_Given task:_ Exactly repeat all the records below, omitting the images they hold.
::: Data :::
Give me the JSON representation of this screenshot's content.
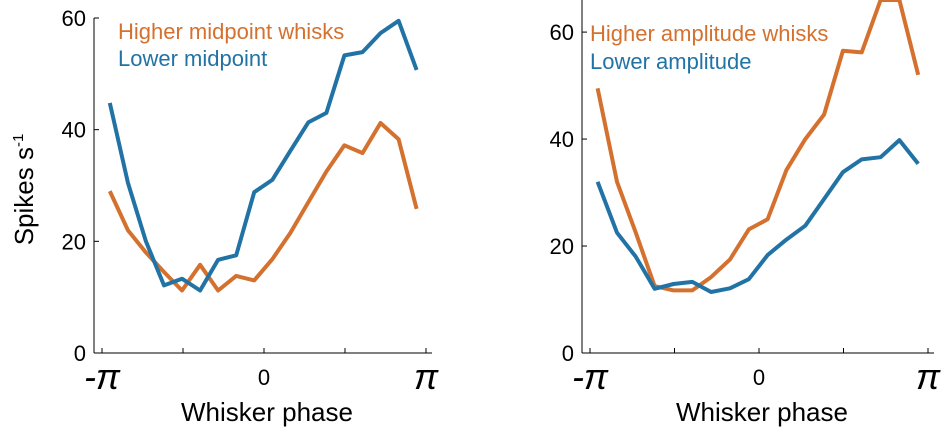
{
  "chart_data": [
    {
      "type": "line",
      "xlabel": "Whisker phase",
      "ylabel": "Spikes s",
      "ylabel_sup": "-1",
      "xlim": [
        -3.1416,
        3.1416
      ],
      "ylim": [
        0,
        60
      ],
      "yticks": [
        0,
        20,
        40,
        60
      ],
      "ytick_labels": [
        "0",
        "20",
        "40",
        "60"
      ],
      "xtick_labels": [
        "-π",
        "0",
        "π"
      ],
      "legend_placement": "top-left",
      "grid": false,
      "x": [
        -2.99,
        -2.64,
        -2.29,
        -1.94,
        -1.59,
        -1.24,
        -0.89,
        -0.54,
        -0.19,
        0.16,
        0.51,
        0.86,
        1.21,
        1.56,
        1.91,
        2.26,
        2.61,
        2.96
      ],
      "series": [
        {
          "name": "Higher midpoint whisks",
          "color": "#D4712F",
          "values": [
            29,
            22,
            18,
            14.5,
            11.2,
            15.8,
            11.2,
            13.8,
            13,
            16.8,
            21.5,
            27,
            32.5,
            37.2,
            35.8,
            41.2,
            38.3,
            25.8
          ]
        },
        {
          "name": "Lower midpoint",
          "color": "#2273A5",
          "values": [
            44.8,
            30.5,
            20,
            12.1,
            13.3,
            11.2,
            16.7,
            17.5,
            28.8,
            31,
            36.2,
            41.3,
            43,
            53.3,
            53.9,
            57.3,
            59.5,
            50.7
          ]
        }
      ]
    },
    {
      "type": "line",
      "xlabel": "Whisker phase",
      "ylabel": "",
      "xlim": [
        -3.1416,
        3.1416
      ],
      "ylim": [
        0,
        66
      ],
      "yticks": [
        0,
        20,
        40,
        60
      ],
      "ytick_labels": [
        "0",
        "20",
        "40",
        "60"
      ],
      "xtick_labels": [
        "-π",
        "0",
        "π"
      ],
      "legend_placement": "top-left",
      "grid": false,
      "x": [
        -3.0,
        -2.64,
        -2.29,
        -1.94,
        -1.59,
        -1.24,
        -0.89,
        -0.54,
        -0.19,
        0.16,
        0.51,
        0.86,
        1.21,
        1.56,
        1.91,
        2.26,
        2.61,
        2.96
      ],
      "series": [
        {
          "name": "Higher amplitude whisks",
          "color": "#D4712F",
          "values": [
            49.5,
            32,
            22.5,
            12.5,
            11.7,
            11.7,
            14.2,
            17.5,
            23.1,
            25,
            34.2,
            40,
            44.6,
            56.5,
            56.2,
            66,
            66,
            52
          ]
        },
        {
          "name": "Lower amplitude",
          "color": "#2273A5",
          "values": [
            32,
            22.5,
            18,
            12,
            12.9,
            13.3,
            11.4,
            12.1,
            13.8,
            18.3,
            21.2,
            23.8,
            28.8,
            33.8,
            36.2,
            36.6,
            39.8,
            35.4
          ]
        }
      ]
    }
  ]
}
:::
_Problem solution:_
Give me the JSON representation of this screenshot's content.
{
  "chart_data": [
    {
      "type": "line",
      "xlabel": "Whisker phase",
      "ylabel": "Spikes s",
      "ylabel_sup": "-1",
      "xlim": [
        -3.1416,
        3.1416
      ],
      "ylim": [
        0,
        60
      ],
      "yticks": [
        0,
        20,
        40,
        60
      ],
      "ytick_labels": [
        "0",
        "20",
        "40",
        "60"
      ],
      "xtick_labels": [
        "-π",
        "0",
        "π"
      ],
      "legend_placement": "top-left",
      "grid": false,
      "x": [
        -2.99,
        -2.64,
        -2.29,
        -1.94,
        -1.59,
        -1.24,
        -0.89,
        -0.54,
        -0.19,
        0.16,
        0.51,
        0.86,
        1.21,
        1.56,
        1.91,
        2.26,
        2.61,
        2.96
      ],
      "series": [
        {
          "name": "Higher midpoint whisks",
          "color": "#D4712F",
          "values": [
            29,
            22,
            18,
            14.5,
            11.2,
            15.8,
            11.2,
            13.8,
            13,
            16.8,
            21.5,
            27,
            32.5,
            37.2,
            35.8,
            41.2,
            38.3,
            25.8
          ]
        },
        {
          "name": "Lower midpoint",
          "color": "#2273A5",
          "values": [
            44.8,
            30.5,
            20,
            12.1,
            13.3,
            11.2,
            16.7,
            17.5,
            28.8,
            31,
            36.2,
            41.3,
            43,
            53.3,
            53.9,
            57.3,
            59.5,
            50.7
          ]
        }
      ]
    },
    {
      "type": "line",
      "xlabel": "Whisker phase",
      "ylabel": "",
      "xlim": [
        -3.1416,
        3.1416
      ],
      "ylim": [
        0,
        66
      ],
      "yticks": [
        0,
        20,
        40,
        60
      ],
      "ytick_labels": [
        "0",
        "20",
        "40",
        "60"
      ],
      "xtick_labels": [
        "-π",
        "0",
        "π"
      ],
      "legend_placement": "top-left",
      "grid": false,
      "x": [
        -3.0,
        -2.64,
        -2.29,
        -1.94,
        -1.59,
        -1.24,
        -0.89,
        -0.54,
        -0.19,
        0.16,
        0.51,
        0.86,
        1.21,
        1.56,
        1.91,
        2.26,
        2.61,
        2.96
      ],
      "series": [
        {
          "name": "Higher amplitude whisks",
          "color": "#D4712F",
          "values": [
            49.5,
            32,
            22.5,
            12.5,
            11.7,
            11.7,
            14.2,
            17.5,
            23.1,
            25,
            34.2,
            40,
            44.6,
            56.5,
            56.2,
            66,
            66,
            52
          ]
        },
        {
          "name": "Lower amplitude",
          "color": "#2273A5",
          "values": [
            32,
            22.5,
            18,
            12,
            12.9,
            13.3,
            11.4,
            12.1,
            13.8,
            18.3,
            21.2,
            23.8,
            28.8,
            33.8,
            36.2,
            36.6,
            39.8,
            35.4
          ]
        }
      ]
    }
  ]
}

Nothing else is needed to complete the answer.